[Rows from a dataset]
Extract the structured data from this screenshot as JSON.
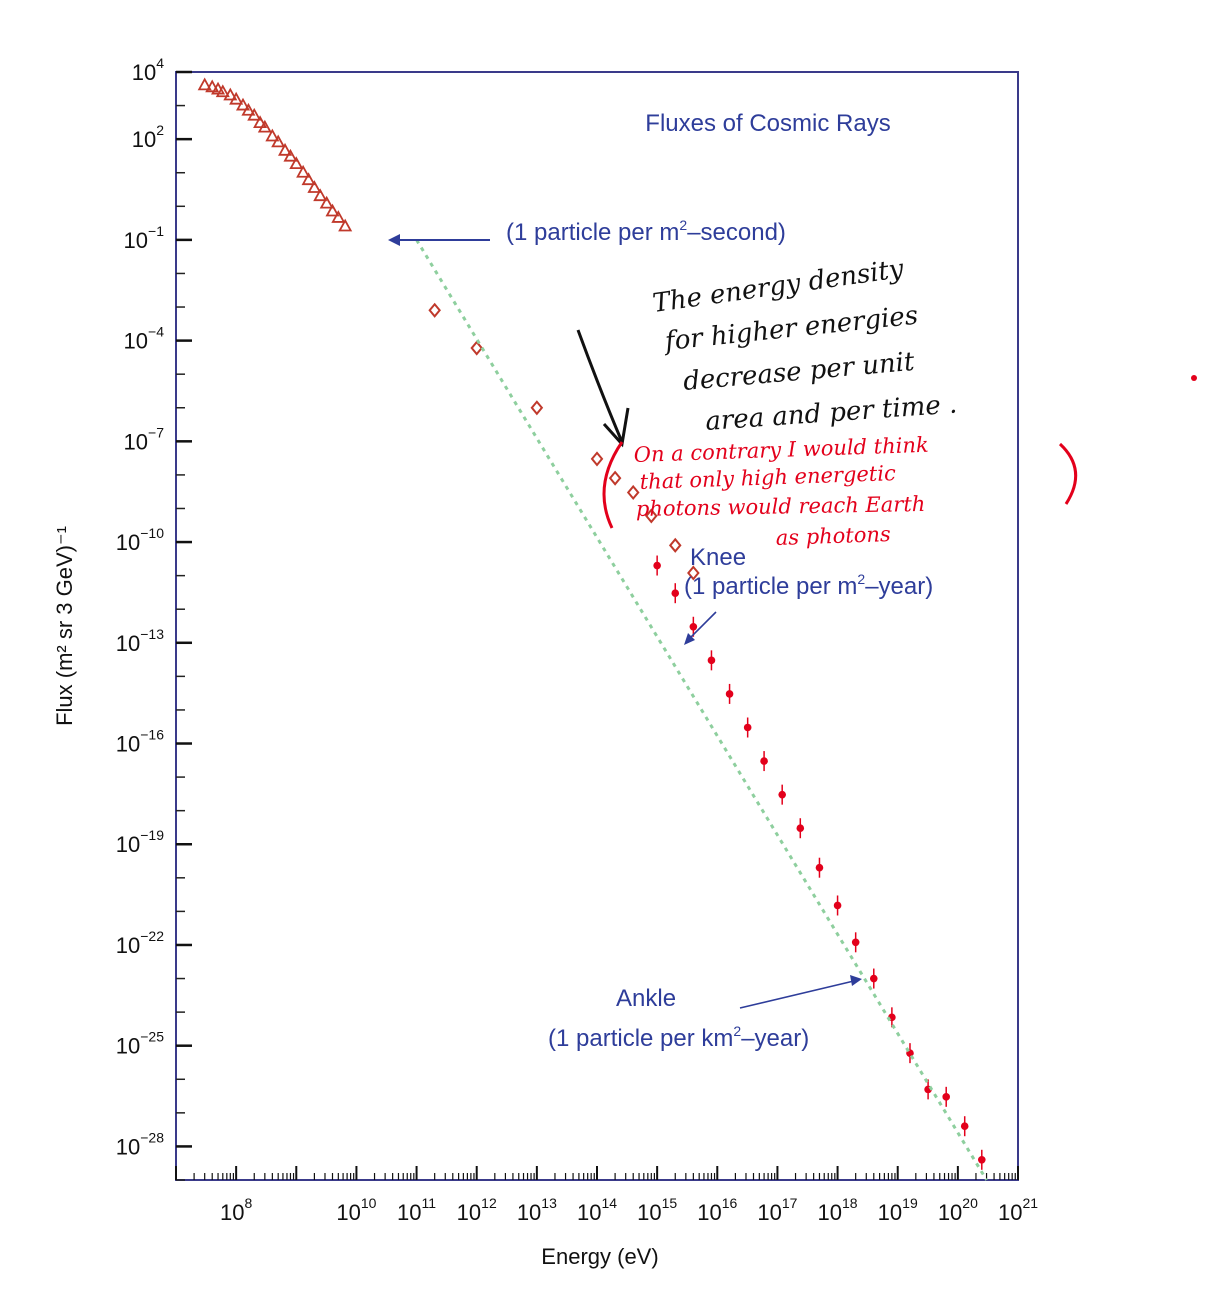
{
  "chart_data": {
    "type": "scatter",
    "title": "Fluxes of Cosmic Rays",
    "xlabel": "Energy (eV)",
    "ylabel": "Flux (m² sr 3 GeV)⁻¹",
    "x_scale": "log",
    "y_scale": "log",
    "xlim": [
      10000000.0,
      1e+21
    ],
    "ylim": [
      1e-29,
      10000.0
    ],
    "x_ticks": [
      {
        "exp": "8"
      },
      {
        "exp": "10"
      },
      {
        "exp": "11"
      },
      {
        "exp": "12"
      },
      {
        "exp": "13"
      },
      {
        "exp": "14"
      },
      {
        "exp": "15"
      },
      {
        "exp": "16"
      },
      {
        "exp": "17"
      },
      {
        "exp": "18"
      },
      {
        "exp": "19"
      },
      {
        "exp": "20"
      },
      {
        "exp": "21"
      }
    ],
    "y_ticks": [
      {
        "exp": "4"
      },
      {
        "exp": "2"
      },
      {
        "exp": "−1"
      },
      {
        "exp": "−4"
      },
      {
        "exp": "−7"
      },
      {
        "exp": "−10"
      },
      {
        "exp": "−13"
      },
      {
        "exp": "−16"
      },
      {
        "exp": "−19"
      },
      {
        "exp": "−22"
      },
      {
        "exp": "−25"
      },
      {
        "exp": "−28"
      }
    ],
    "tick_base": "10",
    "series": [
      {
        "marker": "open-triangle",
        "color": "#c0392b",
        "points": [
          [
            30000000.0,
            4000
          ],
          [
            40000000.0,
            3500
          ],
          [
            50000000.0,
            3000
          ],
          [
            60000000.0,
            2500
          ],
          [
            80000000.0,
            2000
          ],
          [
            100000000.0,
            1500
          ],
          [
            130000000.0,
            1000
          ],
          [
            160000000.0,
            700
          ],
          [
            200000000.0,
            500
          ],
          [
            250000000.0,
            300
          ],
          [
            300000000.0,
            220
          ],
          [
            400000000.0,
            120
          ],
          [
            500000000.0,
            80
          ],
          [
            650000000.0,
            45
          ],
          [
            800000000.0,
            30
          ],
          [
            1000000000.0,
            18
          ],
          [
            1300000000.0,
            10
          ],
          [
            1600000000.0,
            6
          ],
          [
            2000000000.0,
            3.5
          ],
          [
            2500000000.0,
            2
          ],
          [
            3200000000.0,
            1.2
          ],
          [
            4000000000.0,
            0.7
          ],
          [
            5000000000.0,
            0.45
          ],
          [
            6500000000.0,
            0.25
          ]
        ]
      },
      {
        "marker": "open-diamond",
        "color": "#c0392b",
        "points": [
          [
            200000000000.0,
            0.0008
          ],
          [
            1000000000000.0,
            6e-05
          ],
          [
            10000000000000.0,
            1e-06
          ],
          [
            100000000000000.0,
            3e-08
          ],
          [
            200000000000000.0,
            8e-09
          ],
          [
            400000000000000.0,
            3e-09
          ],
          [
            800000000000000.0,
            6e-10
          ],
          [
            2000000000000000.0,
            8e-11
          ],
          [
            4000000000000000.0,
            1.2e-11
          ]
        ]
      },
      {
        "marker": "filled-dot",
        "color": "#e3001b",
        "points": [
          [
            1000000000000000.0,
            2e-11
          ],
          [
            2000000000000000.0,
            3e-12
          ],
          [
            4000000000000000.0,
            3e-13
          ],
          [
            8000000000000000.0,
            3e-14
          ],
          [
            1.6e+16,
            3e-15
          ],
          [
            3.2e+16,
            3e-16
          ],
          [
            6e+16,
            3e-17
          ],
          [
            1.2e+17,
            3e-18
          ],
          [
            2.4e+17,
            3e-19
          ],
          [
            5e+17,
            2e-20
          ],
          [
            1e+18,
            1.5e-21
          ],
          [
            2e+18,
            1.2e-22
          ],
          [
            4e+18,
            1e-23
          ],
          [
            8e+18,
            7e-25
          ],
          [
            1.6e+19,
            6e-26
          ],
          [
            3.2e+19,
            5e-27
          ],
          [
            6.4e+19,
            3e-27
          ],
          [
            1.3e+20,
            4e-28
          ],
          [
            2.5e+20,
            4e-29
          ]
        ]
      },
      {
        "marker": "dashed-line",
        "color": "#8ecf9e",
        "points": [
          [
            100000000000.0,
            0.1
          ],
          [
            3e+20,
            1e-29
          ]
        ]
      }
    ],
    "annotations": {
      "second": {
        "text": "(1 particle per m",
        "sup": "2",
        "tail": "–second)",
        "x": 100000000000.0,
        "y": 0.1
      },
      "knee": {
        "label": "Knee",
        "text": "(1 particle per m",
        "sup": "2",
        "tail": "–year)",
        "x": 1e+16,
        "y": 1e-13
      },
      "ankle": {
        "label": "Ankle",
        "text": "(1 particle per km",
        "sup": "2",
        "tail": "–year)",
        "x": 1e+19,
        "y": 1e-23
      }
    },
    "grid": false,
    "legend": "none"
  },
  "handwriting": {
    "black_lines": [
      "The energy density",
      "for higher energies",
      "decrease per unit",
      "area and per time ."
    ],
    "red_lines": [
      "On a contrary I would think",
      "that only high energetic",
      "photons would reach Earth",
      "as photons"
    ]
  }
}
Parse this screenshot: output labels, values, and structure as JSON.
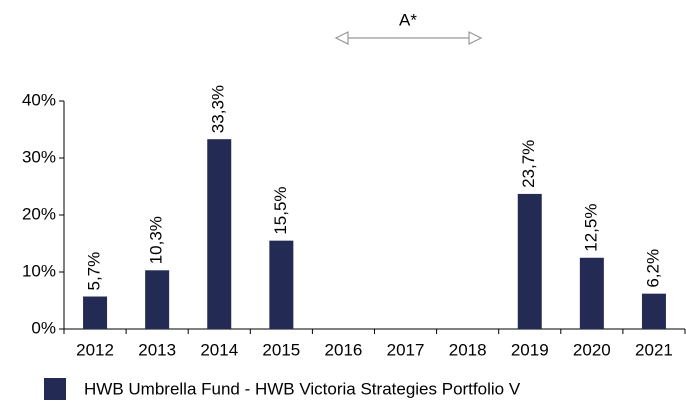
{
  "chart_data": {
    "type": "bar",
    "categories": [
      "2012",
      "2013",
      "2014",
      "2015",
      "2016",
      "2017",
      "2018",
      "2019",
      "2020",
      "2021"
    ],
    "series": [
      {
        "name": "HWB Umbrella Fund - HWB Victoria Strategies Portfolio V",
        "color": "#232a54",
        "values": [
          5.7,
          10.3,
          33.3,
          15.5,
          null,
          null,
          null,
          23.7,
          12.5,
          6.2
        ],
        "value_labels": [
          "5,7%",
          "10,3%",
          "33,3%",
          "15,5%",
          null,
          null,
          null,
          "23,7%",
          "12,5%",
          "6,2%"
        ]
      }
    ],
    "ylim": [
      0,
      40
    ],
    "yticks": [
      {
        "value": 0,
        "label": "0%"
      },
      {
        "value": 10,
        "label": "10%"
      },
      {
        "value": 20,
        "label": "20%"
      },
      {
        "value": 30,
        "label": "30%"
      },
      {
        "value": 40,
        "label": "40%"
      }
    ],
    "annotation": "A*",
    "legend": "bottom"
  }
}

* PROBLEM DESCRIPTION *
Reproduce the entries above word for word. Pictures stay out.

* CORRECT RESULT *
Extract the structured data from this screenshot as JSON.
{
  "chart_data": {
    "type": "scatter",
    "title": "Fluxes of Cosmic Rays",
    "xlabel": "Energy (eV)",
    "ylabel": "Flux (m² sr 3 GeV)⁻¹",
    "x_scale": "log",
    "y_scale": "log",
    "xlim": [
      10000000.0,
      1e+21
    ],
    "ylim": [
      1e-29,
      10000.0
    ],
    "x_ticks": [
      {
        "exp": "8"
      },
      {
        "exp": "10"
      },
      {
        "exp": "11"
      },
      {
        "exp": "12"
      },
      {
        "exp": "13"
      },
      {
        "exp": "14"
      },
      {
        "exp": "15"
      },
      {
        "exp": "16"
      },
      {
        "exp": "17"
      },
      {
        "exp": "18"
      },
      {
        "exp": "19"
      },
      {
        "exp": "20"
      },
      {
        "exp": "21"
      }
    ],
    "y_ticks": [
      {
        "exp": "4"
      },
      {
        "exp": "2"
      },
      {
        "exp": "−1"
      },
      {
        "exp": "−4"
      },
      {
        "exp": "−7"
      },
      {
        "exp": "−10"
      },
      {
        "exp": "−13"
      },
      {
        "exp": "−16"
      },
      {
        "exp": "−19"
      },
      {
        "exp": "−22"
      },
      {
        "exp": "−25"
      },
      {
        "exp": "−28"
      }
    ],
    "tick_base": "10",
    "series": [
      {
        "marker": "open-triangle",
        "color": "#c0392b",
        "points": [
          [
            30000000.0,
            4000
          ],
          [
            40000000.0,
            3500
          ],
          [
            50000000.0,
            3000
          ],
          [
            60000000.0,
            2500
          ],
          [
            80000000.0,
            2000
          ],
          [
            100000000.0,
            1500
          ],
          [
            130000000.0,
            1000
          ],
          [
            160000000.0,
            700
          ],
          [
            200000000.0,
            500
          ],
          [
            250000000.0,
            300
          ],
          [
            300000000.0,
            220
          ],
          [
            400000000.0,
            120
          ],
          [
            500000000.0,
            80
          ],
          [
            650000000.0,
            45
          ],
          [
            800000000.0,
            30
          ],
          [
            1000000000.0,
            18
          ],
          [
            1300000000.0,
            10
          ],
          [
            1600000000.0,
            6
          ],
          [
            2000000000.0,
            3.5
          ],
          [
            2500000000.0,
            2
          ],
          [
            3200000000.0,
            1.2
          ],
          [
            4000000000.0,
            0.7
          ],
          [
            5000000000.0,
            0.45
          ],
          [
            6500000000.0,
            0.25
          ]
        ]
      },
      {
        "marker": "open-diamond",
        "color": "#c0392b",
        "points": [
          [
            200000000000.0,
            0.0008
          ],
          [
            1000000000000.0,
            6e-05
          ],
          [
            10000000000000.0,
            1e-06
          ],
          [
            100000000000000.0,
            3e-08
          ],
          [
            200000000000000.0,
            8e-09
          ],
          [
            400000000000000.0,
            3e-09
          ],
          [
            800000000000000.0,
            6e-10
          ],
          [
            2000000000000000.0,
            8e-11
          ],
          [
            4000000000000000.0,
            1.2e-11
          ]
        ]
      },
      {
        "marker": "filled-dot",
        "color": "#e3001b",
        "points": [
          [
            1000000000000000.0,
            2e-11
          ],
          [
            2000000000000000.0,
            3e-12
          ],
          [
            4000000000000000.0,
            3e-13
          ],
          [
            8000000000000000.0,
            3e-14
          ],
          [
            1.6e+16,
            3e-15
          ],
          [
            3.2e+16,
            3e-16
          ],
          [
            6e+16,
            3e-17
          ],
          [
            1.2e+17,
            3e-18
          ],
          [
            2.4e+17,
            3e-19
          ],
          [
            5e+17,
            2e-20
          ],
          [
            1e+18,
            1.5e-21
          ],
          [
            2e+18,
            1.2e-22
          ],
          [
            4e+18,
            1e-23
          ],
          [
            8e+18,
            7e-25
          ],
          [
            1.6e+19,
            6e-26
          ],
          [
            3.2e+19,
            5e-27
          ],
          [
            6.4e+19,
            3e-27
          ],
          [
            1.3e+20,
            4e-28
          ],
          [
            2.5e+20,
            4e-29
          ]
        ]
      },
      {
        "marker": "dashed-line",
        "color": "#8ecf9e",
        "points": [
          [
            100000000000.0,
            0.1
          ],
          [
            3e+20,
            1e-29
          ]
        ]
      }
    ],
    "annotations": {
      "second": {
        "text": "(1 particle per m",
        "sup": "2",
        "tail": "–second)",
        "x": 100000000000.0,
        "y": 0.1
      },
      "knee": {
        "label": "Knee",
        "text": "(1 particle per m",
        "sup": "2",
        "tail": "–year)",
        "x": 1e+16,
        "y": 1e-13
      },
      "ankle": {
        "label": "Ankle",
        "text": "(1 particle per km",
        "sup": "2",
        "tail": "–year)",
        "x": 1e+19,
        "y": 1e-23
      }
    },
    "grid": false,
    "legend": "none"
  },
  "handwriting": {
    "black_lines": [
      "The energy density",
      "for higher energies",
      "decrease per unit",
      "area and per time ."
    ],
    "red_lines": [
      "On a contrary I would think",
      "that only high energetic",
      "photons would reach Earth",
      "as photons"
    ]
  }
}
Parse this screenshot: output labels, values, and structure as JSON.
{
  "chart_data": {
    "type": "bar",
    "categories": [
      "2012",
      "2013",
      "2014",
      "2015",
      "2016",
      "2017",
      "2018",
      "2019",
      "2020",
      "2021"
    ],
    "series": [
      {
        "name": "HWB Umbrella Fund - HWB Victoria Strategies Portfolio V",
        "color": "#232a54",
        "values": [
          5.7,
          10.3,
          33.3,
          15.5,
          null,
          null,
          null,
          23.7,
          12.5,
          6.2
        ],
        "value_labels": [
          "5,7%",
          "10,3%",
          "33,3%",
          "15,5%",
          null,
          null,
          null,
          "23,7%",
          "12,5%",
          "6,2%"
        ]
      }
    ],
    "ylim": [
      0,
      40
    ],
    "yticks": [
      {
        "value": 0,
        "label": "0%"
      },
      {
        "value": 10,
        "label": "10%"
      },
      {
        "value": 20,
        "label": "20%"
      },
      {
        "value": 30,
        "label": "30%"
      },
      {
        "value": 40,
        "label": "40%"
      }
    ],
    "annotation": "A*",
    "legend": "bottom"
  }
}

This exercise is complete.